» **Task requirements**
Filter the entries below, keeping only lines with the word "kluczowych".

» **Material provided**
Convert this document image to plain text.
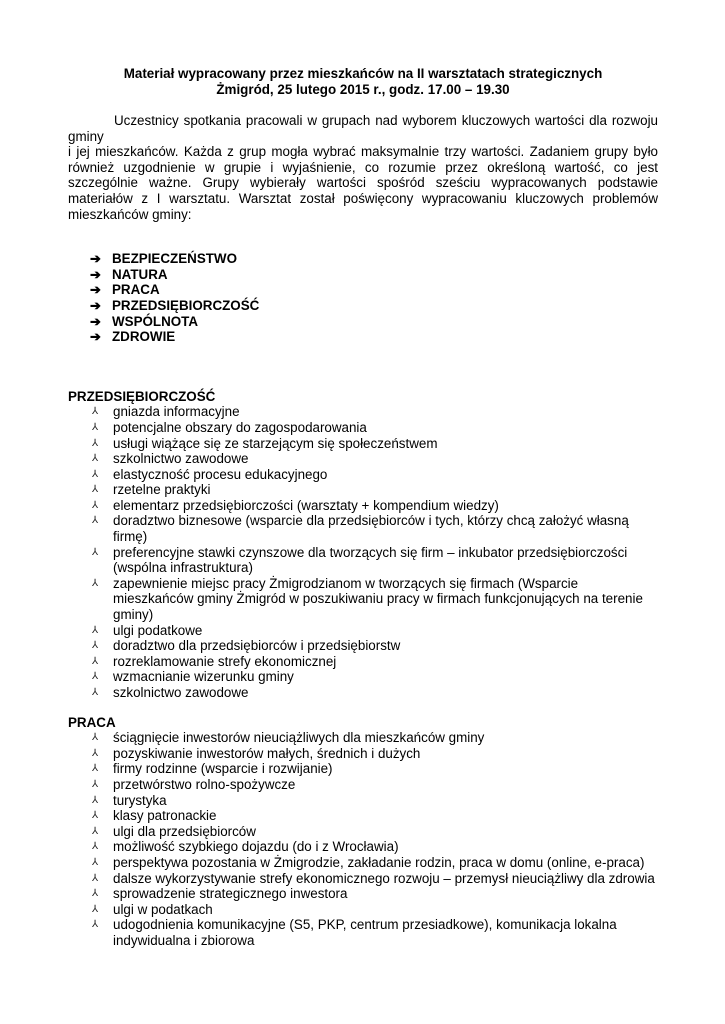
Materiał wypracowany przez mieszkańców na II warsztatach strategicznych

Żmigród, 25 lutego 2015 r., godz. 17.00 – 19.30

Uczestnicy spotkania pracowali w grupach nad wyborem kluczowych wartości dla rozwoju gminy

i jej mieszkańców. Każda z grup mogła wybrać maksymalnie trzy wartości. Zadaniem grupy było również uzgodnienie w grupie i wyjaśnienie, co rozumie przez określoną wartość, co jest szczególnie ważne. Grupy wybierały wartości spośród sześciu wypracowanych podstawie materiałów z I warsztatu. Warsztat został poświęcony wypracowaniu kluczowych problemów mieszkańców gminy:

➔ BEZPIECZEŃSTWO
➔ NATURA
➔ PRACA
➔ PRZEDSIĘBIORCZOŚĆ
➔ WSPÓLNOTA
➔ ZDROWIE

PRZEDSIĘBIORCZOŚĆ

⅄	gniazda informacyjne
⅄	potencjalne obszary do zagospodarowania
⅄	usługi wiążące się ze starzejącym się społeczeństwem
⅄	szkolnictwo zawodowe
⅄	elastyczność procesu edukacyjnego
⅄	rzetelne praktyki
⅄	elementarz przedsiębiorczości (warsztaty + kompendium wiedzy)
⅄	doradztwo biznesowe (wsparcie dla przedsiębiorców i tych, którzy chcą założyć własną firmę)
⅄	preferencyjne stawki czynszowe dla tworzących się firm – inkubator przedsiębiorczości (wspólna infrastruktura)
⅄	zapewnienie miejsc pracy Żmigrodzianom w tworzących się firmach (Wsparcie mieszkańców gminy Żmigród w poszukiwaniu pracy w firmach funkcjonujących na terenie gminy)
⅄	ulgi podatkowe
⅄	doradztwo dla przedsiębiorców i przedsiębiorstw
⅄	rozreklamowanie strefy ekonomicznej
⅄	wzmacnianie wizerunku gminy
⅄	szkolnictwo zawodowe

PRACA

⅄	ściągnięcie inwestorów nieuciążliwych dla mieszkańców gminy
⅄	pozyskiwanie inwestorów małych, średnich i dużych
⅄	firmy rodzinne (wsparcie i rozwijanie)
⅄	przetwórstwo rolno-spożywcze
⅄	turystyka
⅄	klasy patronackie
⅄	ulgi dla przedsiębiorców
⅄	możliwość szybkiego dojazdu (do i z Wrocławia)
⅄	perspektywa pozostania w Żmigrodzie, zakładanie rodzin, praca w domu (online, e-praca)
⅄	dalsze wykorzystywanie strefy ekonomicznego rozwoju – przemysł nieuciążliwy dla zdrowia
⅄	sprowadzenie strategicznego inwestora
⅄	ulgi w podatkach
⅄	udogodnienia komunikacyjne (S5, PKP, centrum przesiadkowe), komunikacja lokalna indywidualna i zbiorowa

» **Solution below**
Uczestnicy spotkania pracowali w grupach nad wyborem kluczowych wartości dla rozwoju gminy
i jej mieszkańców. Każda z grup mogła wybrać maksymalnie trzy wartości. Zadaniem grupy było również uzgodnienie w grupie i wyjaśnienie, co rozumie przez określoną wartość, co jest szczególnie ważne. Grupy wybierały wartości spośród sześciu wypracowanych podstawie materiałów z I warsztatu. Warsztat został poświęcony wypracowaniu kluczowych problemów mieszkańców gminy:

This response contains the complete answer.